(begin)

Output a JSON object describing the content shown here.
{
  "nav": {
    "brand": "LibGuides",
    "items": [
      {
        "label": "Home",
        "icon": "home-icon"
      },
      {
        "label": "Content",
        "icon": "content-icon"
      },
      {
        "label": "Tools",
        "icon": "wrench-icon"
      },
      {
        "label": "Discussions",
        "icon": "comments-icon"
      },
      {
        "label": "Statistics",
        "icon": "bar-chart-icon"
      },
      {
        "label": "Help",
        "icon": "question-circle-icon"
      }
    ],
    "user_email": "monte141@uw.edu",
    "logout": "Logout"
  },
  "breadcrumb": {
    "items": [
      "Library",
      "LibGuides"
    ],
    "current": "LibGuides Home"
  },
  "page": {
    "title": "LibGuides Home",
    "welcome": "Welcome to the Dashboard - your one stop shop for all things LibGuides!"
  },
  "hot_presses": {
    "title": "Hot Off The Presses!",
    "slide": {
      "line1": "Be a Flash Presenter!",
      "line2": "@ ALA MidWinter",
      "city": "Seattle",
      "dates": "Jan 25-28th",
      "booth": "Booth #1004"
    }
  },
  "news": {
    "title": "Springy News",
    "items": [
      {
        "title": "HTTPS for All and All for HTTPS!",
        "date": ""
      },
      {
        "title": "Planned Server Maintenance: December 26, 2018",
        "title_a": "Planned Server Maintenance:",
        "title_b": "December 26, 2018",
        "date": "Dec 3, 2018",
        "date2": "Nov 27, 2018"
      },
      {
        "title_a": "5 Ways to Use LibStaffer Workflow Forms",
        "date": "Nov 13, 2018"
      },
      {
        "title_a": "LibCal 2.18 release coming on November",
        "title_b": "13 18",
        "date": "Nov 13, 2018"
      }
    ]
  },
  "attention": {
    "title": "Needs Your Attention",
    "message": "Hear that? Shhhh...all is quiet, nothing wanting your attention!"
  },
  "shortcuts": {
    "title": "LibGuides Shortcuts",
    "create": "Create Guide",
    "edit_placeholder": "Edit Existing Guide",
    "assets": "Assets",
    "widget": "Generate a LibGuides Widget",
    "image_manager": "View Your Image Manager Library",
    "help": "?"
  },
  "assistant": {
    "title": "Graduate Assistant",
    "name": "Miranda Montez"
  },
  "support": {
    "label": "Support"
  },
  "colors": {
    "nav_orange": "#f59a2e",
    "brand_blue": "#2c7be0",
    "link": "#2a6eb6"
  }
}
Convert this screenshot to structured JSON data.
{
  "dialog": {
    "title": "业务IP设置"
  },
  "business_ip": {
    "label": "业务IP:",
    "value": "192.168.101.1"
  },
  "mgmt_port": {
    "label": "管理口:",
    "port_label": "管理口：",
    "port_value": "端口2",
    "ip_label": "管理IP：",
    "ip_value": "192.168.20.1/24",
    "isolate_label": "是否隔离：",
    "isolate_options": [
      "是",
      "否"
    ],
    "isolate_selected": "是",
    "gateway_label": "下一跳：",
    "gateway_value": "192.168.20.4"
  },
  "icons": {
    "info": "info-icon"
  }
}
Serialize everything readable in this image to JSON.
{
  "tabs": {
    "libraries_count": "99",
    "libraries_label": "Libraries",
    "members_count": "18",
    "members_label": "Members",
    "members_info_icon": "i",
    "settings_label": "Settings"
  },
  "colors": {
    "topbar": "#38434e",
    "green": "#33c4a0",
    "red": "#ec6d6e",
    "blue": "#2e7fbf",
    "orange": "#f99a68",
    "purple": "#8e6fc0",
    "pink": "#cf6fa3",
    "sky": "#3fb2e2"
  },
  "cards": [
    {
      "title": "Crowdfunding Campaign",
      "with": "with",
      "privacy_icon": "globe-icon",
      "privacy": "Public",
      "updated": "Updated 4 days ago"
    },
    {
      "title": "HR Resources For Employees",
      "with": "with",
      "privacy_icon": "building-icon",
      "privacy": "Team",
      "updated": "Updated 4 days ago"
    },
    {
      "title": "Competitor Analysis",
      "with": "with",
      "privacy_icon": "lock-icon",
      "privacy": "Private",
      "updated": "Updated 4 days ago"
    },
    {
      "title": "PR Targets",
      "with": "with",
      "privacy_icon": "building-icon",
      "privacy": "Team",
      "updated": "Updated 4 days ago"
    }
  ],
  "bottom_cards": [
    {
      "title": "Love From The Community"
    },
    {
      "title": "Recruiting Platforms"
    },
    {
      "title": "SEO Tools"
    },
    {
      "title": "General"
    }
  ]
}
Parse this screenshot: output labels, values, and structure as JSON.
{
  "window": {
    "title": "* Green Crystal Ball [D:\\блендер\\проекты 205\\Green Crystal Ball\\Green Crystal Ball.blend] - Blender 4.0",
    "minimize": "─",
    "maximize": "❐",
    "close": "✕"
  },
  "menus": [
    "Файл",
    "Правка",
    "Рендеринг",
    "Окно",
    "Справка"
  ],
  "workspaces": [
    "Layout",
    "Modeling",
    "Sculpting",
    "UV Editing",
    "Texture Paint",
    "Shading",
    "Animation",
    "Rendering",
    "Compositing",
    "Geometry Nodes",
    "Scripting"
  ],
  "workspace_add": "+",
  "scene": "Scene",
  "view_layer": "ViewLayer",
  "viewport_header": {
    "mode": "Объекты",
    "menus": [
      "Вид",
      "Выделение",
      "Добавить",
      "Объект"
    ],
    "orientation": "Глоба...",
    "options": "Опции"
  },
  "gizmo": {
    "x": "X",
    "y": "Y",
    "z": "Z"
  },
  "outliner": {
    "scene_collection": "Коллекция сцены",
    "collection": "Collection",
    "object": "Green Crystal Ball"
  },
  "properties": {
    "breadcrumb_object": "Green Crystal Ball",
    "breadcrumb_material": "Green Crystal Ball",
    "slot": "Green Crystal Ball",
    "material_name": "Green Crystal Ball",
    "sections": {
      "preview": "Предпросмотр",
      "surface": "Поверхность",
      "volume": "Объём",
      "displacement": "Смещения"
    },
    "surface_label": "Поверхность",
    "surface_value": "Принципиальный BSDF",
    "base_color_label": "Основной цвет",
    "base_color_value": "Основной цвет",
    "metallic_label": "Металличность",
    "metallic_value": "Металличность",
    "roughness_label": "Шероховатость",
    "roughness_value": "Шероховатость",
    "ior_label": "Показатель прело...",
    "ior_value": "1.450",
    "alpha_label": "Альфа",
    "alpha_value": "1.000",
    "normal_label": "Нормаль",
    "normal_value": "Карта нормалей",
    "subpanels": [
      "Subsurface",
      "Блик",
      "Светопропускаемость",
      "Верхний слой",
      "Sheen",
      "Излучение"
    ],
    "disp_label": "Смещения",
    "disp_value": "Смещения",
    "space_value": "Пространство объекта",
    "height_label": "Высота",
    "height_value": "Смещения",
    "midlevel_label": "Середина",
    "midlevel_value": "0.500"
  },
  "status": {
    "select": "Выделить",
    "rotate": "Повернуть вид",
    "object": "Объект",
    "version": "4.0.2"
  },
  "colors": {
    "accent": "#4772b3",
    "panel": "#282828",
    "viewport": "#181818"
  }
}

(end)

▸ **EXERCISE**
Lines that hold the word "December" are the ones to return, every one of them.

▸ **TASK SOLUTION**
        "title": "Planned Server Maintenance: December 26, 2018",
        "title_b": "December 26, 2018",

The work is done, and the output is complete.